Your task ▸ Filter the records for lines holding the string "title".

--- start of Data extract ---

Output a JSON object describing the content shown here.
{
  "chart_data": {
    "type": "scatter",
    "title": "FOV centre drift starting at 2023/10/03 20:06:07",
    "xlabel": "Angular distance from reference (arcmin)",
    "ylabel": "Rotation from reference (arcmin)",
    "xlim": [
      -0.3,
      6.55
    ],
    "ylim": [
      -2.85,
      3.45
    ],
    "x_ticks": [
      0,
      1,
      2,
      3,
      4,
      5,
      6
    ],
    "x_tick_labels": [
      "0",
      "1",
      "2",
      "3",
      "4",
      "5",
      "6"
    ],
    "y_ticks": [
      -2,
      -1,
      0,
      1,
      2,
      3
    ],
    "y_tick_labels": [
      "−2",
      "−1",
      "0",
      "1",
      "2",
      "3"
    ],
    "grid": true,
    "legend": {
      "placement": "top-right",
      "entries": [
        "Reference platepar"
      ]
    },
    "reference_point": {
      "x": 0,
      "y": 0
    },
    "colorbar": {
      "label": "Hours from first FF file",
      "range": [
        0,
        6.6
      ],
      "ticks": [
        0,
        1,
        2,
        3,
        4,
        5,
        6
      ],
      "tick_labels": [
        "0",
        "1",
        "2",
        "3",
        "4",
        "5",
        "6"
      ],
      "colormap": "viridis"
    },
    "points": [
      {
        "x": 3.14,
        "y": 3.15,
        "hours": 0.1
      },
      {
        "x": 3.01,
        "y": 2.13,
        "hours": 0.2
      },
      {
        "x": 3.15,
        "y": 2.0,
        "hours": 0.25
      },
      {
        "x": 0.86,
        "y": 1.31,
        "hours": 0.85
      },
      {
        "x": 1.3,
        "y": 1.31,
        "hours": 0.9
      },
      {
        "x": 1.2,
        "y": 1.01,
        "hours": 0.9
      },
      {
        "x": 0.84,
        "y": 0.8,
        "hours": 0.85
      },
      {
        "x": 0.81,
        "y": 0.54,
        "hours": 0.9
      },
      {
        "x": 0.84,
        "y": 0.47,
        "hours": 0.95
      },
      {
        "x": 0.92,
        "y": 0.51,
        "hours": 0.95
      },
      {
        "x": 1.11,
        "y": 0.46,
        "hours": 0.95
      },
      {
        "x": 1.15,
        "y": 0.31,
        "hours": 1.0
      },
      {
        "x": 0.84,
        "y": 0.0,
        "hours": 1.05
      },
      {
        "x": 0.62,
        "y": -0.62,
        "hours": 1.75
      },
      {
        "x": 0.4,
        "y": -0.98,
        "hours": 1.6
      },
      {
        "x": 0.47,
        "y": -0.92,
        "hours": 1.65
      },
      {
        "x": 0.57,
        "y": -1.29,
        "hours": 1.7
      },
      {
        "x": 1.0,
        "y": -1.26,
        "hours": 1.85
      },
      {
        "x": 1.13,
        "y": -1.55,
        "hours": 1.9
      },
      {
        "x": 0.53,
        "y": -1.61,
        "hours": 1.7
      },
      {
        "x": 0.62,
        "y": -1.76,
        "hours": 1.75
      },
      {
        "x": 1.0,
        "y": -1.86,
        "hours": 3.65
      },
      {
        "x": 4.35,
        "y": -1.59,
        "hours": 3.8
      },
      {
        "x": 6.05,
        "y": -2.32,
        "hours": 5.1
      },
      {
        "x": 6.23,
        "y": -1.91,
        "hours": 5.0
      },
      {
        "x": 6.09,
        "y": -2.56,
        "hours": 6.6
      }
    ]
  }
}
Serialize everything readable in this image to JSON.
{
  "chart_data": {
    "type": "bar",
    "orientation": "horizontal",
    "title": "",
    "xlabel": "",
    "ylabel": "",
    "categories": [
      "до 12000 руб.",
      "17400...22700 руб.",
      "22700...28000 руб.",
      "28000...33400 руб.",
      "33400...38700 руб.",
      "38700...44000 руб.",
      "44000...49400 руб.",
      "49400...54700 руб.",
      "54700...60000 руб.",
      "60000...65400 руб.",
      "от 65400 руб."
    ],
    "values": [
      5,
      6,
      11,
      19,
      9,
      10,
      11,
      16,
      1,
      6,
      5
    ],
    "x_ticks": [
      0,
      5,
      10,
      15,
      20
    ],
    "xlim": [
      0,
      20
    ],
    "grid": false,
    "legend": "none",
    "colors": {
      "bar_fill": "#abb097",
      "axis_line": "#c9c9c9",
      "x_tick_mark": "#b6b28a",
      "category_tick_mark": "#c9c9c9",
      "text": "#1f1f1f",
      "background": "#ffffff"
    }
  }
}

--- end of Data extract ---

Response below ▸
    "title": "FOV centre drift starting at 2023/10/03 20:06:07",
    "title": "",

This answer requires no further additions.